• Task brief
Gather all lines in the data that hold the string "this".

**** Supplied records

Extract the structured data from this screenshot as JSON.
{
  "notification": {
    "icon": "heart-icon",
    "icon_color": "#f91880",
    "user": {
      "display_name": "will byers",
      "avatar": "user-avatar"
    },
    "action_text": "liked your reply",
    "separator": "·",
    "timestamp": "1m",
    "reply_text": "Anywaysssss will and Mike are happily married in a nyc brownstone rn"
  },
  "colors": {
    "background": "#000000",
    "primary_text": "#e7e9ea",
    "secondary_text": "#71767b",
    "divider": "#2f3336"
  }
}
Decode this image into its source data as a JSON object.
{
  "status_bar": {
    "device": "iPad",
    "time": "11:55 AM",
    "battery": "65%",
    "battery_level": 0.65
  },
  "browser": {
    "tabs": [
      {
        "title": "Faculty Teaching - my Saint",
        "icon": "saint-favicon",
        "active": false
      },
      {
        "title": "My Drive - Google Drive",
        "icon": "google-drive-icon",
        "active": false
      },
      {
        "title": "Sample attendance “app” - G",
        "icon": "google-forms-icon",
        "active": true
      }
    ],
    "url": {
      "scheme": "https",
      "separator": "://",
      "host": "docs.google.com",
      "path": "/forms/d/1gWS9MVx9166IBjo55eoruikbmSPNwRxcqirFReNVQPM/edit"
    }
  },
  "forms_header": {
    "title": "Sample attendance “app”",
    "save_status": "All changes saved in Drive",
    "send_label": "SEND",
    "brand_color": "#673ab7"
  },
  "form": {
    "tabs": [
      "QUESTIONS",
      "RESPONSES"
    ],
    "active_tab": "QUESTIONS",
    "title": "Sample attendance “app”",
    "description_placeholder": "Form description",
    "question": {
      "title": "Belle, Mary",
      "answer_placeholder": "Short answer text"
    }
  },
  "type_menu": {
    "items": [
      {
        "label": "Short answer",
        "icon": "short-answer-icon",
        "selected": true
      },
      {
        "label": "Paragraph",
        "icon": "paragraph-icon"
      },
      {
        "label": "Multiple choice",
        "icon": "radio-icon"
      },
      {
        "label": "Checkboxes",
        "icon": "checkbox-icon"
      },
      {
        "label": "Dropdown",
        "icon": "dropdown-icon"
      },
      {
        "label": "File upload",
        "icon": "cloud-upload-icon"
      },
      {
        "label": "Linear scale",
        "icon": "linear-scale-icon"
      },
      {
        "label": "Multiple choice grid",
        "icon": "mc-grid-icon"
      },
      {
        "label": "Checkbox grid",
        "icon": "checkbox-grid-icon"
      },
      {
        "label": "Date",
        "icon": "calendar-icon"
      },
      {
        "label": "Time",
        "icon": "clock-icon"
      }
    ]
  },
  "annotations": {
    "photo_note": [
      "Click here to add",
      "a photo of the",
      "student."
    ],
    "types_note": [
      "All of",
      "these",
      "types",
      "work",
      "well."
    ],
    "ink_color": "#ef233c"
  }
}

********

• Task result
Extract the structured data from this screenshot as JSON.
Decode this image into its source data as a JSON object.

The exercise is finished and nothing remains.